### What is being asked
Count the lines in the material below that contain the word "each", and reply with that number alone.

====== The input

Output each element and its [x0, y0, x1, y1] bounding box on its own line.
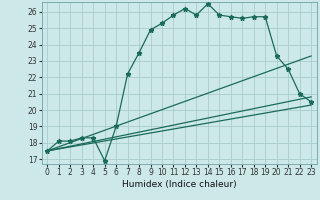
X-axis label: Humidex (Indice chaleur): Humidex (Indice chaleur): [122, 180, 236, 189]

============
====== The input

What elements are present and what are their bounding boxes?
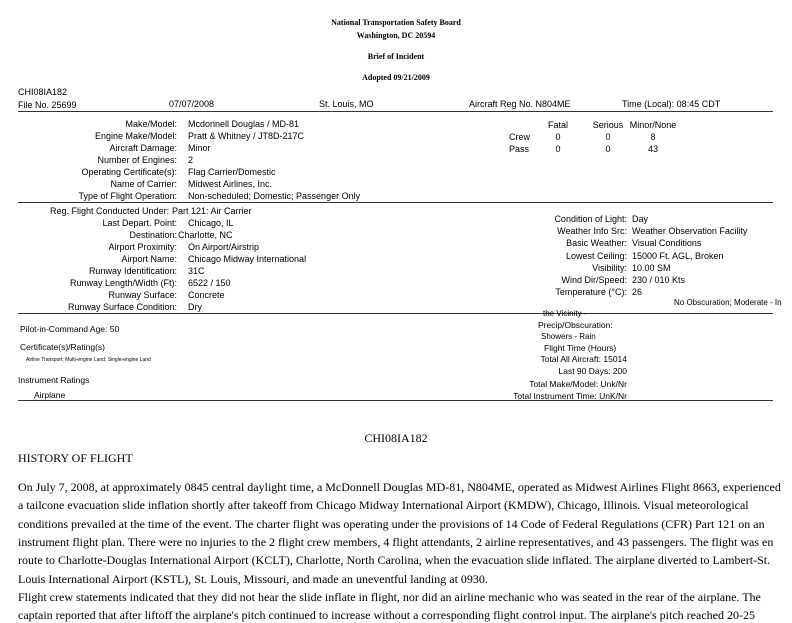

============
====== The input

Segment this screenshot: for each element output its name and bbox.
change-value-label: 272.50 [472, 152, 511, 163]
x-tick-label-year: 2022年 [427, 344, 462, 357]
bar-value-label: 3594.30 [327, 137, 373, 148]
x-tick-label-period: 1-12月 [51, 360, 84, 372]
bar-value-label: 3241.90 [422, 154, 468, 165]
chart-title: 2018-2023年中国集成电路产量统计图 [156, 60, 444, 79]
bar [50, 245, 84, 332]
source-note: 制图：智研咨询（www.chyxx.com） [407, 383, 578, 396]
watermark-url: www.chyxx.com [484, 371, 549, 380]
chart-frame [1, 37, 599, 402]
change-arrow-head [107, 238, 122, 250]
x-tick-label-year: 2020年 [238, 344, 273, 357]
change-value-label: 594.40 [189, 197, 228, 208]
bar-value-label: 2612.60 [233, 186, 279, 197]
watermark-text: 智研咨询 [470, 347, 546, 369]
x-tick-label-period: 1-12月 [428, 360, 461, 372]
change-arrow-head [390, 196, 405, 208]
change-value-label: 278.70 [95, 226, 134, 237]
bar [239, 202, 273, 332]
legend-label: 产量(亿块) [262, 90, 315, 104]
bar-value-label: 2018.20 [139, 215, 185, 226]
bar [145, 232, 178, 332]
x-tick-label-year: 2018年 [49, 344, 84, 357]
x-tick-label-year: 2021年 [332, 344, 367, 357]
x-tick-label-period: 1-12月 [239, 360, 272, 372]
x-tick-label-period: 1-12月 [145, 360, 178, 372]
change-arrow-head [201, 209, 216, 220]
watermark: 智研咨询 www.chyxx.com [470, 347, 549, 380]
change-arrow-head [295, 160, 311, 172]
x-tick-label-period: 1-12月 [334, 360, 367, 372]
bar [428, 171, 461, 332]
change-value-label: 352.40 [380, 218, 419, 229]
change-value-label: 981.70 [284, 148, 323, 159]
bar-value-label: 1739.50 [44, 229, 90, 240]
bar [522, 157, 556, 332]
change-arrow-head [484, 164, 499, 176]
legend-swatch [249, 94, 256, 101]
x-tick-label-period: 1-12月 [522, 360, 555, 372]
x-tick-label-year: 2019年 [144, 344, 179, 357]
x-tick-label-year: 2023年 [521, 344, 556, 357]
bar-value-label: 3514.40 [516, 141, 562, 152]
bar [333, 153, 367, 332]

============

### Result for this task
2